- _Aim_
The entries need to be copied exactly.

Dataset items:

☆ ☆ ☆ ☆ ☆ ☆ ☆

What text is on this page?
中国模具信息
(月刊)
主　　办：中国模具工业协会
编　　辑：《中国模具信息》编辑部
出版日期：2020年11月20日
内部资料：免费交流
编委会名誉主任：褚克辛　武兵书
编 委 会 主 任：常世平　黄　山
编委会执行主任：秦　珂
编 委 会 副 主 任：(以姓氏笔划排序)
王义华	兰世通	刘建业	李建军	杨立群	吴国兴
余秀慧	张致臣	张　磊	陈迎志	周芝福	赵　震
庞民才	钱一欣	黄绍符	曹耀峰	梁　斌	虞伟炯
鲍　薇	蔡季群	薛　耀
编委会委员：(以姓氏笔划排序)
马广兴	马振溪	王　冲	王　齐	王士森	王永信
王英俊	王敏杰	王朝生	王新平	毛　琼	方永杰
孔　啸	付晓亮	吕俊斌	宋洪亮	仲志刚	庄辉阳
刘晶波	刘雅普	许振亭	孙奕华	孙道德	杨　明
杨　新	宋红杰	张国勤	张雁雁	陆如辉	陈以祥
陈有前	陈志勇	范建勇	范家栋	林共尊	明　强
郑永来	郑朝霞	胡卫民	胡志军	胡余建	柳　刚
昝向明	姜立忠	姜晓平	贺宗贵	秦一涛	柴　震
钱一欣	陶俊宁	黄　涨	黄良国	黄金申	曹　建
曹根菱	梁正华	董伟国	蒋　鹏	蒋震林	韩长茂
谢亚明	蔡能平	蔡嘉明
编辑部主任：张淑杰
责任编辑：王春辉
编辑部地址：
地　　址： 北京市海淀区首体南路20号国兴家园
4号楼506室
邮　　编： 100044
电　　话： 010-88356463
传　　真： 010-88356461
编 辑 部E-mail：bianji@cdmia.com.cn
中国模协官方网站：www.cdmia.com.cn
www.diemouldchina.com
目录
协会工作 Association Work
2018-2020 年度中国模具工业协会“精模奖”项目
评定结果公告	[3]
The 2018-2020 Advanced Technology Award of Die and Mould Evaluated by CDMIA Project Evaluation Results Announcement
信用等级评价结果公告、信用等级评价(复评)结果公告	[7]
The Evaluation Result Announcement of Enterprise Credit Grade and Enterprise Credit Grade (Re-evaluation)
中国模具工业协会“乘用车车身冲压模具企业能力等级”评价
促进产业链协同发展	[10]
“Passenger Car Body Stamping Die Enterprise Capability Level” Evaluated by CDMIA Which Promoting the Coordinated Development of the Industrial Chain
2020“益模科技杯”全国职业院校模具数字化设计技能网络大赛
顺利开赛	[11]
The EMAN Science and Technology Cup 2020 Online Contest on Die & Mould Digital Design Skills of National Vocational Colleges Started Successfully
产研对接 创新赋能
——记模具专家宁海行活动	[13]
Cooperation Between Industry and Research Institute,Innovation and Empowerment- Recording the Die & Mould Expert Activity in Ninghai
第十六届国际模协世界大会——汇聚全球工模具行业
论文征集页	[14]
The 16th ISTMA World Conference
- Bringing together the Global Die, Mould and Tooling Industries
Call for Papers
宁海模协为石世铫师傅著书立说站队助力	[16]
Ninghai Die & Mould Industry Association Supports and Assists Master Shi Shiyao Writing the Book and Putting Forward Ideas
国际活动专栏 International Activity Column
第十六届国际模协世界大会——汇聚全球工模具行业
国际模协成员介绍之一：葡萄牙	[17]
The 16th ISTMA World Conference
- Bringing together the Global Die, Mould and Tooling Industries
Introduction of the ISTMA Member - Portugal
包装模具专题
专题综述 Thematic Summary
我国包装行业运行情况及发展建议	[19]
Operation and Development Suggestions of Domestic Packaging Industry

☆ ☆ ☆ ☆ ☆ ☆ ☆

- _Reply_
What text is on this page?
中国模具信息
(月刊)
主　　办：中国模具工业协会
编　　辑：《中国模具信息》编辑部
出版日期：2020年11月20日
内部资料：免费交流
编委会名誉主任：褚克辛　武兵书
编 委 会 主 任：常世平　黄　山
编委会执行主任：秦　珂
编 委 会 副 主 任：(以姓氏笔划排序)
王义华	兰世通	刘建业	李建军	杨立群	吴国兴
余秀慧	张致臣	张　磊	陈迎志	周芝福	赵　震
庞民才	钱一欣	黄绍符	曹耀峰	梁　斌	虞伟炯
鲍　薇	蔡季群	薛　耀
编委会委员：(以姓氏笔划排序)
马广兴	马振溪	王　冲	王　齐	王士森	王永信
王英俊	王敏杰	王朝生	王新平	毛　琼	方永杰
孔　啸	付晓亮	吕俊斌	宋洪亮	仲志刚	庄辉阳
刘晶波	刘雅普	许振亭	孙奕华	孙道德	杨　明
杨　新	宋红杰	张国勤	张雁雁	陆如辉	陈以祥
陈有前	陈志勇	范建勇	范家栋	林共尊	明　强
郑永来	郑朝霞	胡卫民	胡志军	胡余建	柳　刚
昝向明	姜立忠	姜晓平	贺宗贵	秦一涛	柴　震
钱一欣	陶俊宁	黄　涨	黄良国	黄金申	曹　建
曹根菱	梁正华	董伟国	蒋　鹏	蒋震林	韩长茂
谢亚明	蔡能平	蔡嘉明
编辑部主任：张淑杰
责任编辑：王春辉
编辑部地址：
地　　址： 北京市海淀区首体南路20号国兴家园
4号楼506室
邮　　编： 100044
电　　话： 010-88356463
传　　真： 010-88356461
编 辑 部E-mail：bianji@cdmia.com.cn
中国模协官方网站：www.cdmia.com.cn
www.diemouldchina.com
目录
协会工作 Association Work
2018-2020 年度中国模具工业协会“精模奖”项目
评定结果公告	[3]
The 2018-2020 Advanced Technology Award of Die and Mould Evaluated by CDMIA Project Evaluation Results Announcement
信用等级评价结果公告、信用等级评价(复评)结果公告	[7]
The Evaluation Result Announcement of Enterprise Credit Grade and Enterprise Credit Grade (Re-evaluation)
中国模具工业协会“乘用车车身冲压模具企业能力等级”评价
促进产业链协同发展	[10]
“Passenger Car Body Stamping Die Enterprise Capability Level” Evaluated by CDMIA Which Promoting the Coordinated Development of the Industrial Chain
2020“益模科技杯”全国职业院校模具数字化设计技能网络大赛
顺利开赛	[11]
The EMAN Science and Technology Cup 2020 Online Contest on Die & Mould Digital Design Skills of National Vocational Colleges Started Successfully
产研对接 创新赋能
——记模具专家宁海行活动	[13]
Cooperation Between Industry and Research Institute,Innovation and Empowerment- Recording the Die & Mould Expert Activity in Ninghai
第十六届国际模协世界大会——汇聚全球工模具行业
论文征集页	[14]
The 16th ISTMA World Conference
- Bringing together the Global Die, Mould and Tooling Industries
Call for Papers
宁海模协为石世铫师傅著书立说站队助力	[16]
Ninghai Die & Mould Industry Association Supports and Assists Master Shi Shiyao Writing the Book and Putting Forward Ideas
国际活动专栏 International Activity Column
第十六届国际模协世界大会——汇聚全球工模具行业
国际模协成员介绍之一：葡萄牙	[17]
The 16th ISTMA World Conference
- Bringing together the Global Die, Mould and Tooling Industries
Introduction of the ISTMA Member - Portugal
包装模具专题
专题综述 Thematic Summary
我国包装行业运行情况及发展建议	[19]
Operation and Development Suggestions of Domestic Packaging Industry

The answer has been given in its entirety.